## BEGIN
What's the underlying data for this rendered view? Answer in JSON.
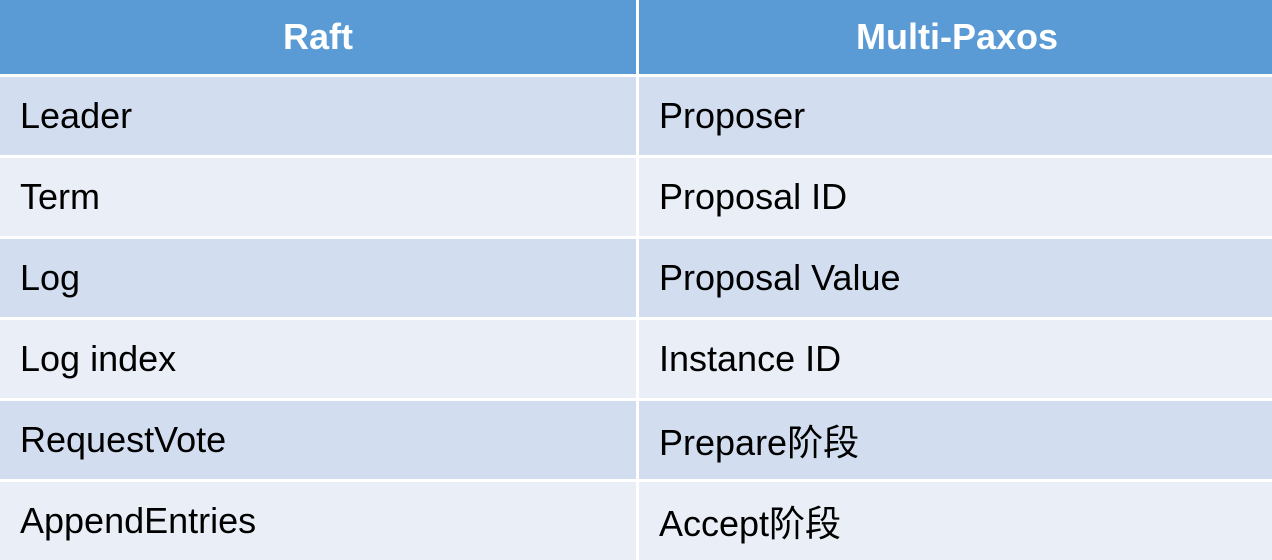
{
  "table": {
    "headers": [
      "Raft",
      "Multi-Paxos"
    ],
    "rows": [
      [
        "Leader",
        "Proposer"
      ],
      [
        "Term",
        "Proposal ID"
      ],
      [
        "Log",
        "Proposal Value"
      ],
      [
        "Log index",
        "Instance ID"
      ],
      [
        "RequestVote",
        "Prepare阶段"
      ],
      [
        "AppendEntries",
        "Accept阶段"
      ]
    ]
  },
  "colors": {
    "header_bg": "#5b9bd5",
    "row_odd_bg": "#d2deef",
    "row_even_bg": "#eaeff7"
  }
}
## END
Stated exercise
Copy every line above word for word and exclude the pictures.

Solution
What's the underlying data for this rendered view? Answer in JSON.
{
  "table": {
    "headers": [
      "Raft",
      "Multi-Paxos"
    ],
    "rows": [
      [
        "Leader",
        "Proposer"
      ],
      [
        "Term",
        "Proposal ID"
      ],
      [
        "Log",
        "Proposal Value"
      ],
      [
        "Log index",
        "Instance ID"
      ],
      [
        "RequestVote",
        "Prepare阶段"
      ],
      [
        "AppendEntries",
        "Accept阶段"
      ]
    ]
  },
  "colors": {
    "header_bg": "#5b9bd5",
    "row_odd_bg": "#d2deef",
    "row_even_bg": "#eaeff7"
  }
}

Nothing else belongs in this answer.